Write out every single entry exactly.

------------------------------------------------

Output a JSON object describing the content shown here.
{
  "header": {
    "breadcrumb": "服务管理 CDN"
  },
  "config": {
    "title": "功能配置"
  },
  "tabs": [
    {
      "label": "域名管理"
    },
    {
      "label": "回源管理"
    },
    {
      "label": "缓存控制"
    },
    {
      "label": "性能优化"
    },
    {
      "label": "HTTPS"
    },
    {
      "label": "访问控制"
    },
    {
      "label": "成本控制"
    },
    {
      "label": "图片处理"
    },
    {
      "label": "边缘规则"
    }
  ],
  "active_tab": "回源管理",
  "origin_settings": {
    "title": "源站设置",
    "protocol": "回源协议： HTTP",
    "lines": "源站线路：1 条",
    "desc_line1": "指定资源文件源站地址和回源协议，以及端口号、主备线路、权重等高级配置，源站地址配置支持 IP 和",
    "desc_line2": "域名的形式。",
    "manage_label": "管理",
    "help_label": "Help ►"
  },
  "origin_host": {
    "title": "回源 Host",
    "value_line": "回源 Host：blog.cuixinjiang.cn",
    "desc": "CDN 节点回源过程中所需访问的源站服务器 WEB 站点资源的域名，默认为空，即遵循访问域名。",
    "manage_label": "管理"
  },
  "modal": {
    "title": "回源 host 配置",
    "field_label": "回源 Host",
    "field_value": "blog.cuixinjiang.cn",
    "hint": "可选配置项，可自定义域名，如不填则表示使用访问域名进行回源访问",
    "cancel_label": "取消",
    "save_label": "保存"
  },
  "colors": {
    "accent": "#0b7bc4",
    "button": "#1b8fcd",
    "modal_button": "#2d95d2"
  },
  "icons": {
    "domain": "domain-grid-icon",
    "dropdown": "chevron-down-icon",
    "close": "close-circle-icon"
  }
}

------------------------------------------------

Full response
Output a JSON object describing the content shown here.
{
  "header": {
    "breadcrumb": "服务管理 CDN"
  },
  "config": {
    "title": "功能配置"
  },
  "tabs": [
    {
      "label": "域名管理"
    },
    {
      "label": "回源管理"
    },
    {
      "label": "缓存控制"
    },
    {
      "label": "性能优化"
    },
    {
      "label": "HTTPS"
    },
    {
      "label": "访问控制"
    },
    {
      "label": "成本控制"
    },
    {
      "label": "图片处理"
    },
    {
      "label": "边缘规则"
    }
  ],
  "active_tab": "回源管理",
  "origin_settings": {
    "title": "源站设置",
    "protocol": "回源协议： HTTP",
    "lines": "源站线路：1 条",
    "desc_line1": "指定资源文件源站地址和回源协议，以及端口号、主备线路、权重等高级配置，源站地址配置支持 IP 和",
    "desc_line2": "域名的形式。",
    "manage_label": "管理",
    "help_label": "Help ►"
  },
  "origin_host": {
    "title": "回源 Host",
    "value_line": "回源 Host：blog.cuixinjiang.cn",
    "desc": "CDN 节点回源过程中所需访问的源站服务器 WEB 站点资源的域名，默认为空，即遵循访问域名。",
    "manage_label": "管理"
  },
  "modal": {
    "title": "回源 host 配置",
    "field_label": "回源 Host",
    "field_value": "blog.cuixinjiang.cn",
    "hint": "可选配置项，可自定义域名，如不填则表示使用访问域名进行回源访问",
    "cancel_label": "取消",
    "save_label": "保存"
  },
  "colors": {
    "accent": "#0b7bc4",
    "button": "#1b8fcd",
    "modal_button": "#2d95d2"
  },
  "icons": {
    "domain": "domain-grid-icon",
    "dropdown": "chevron-down-icon",
    "close": "close-circle-icon"
  }
}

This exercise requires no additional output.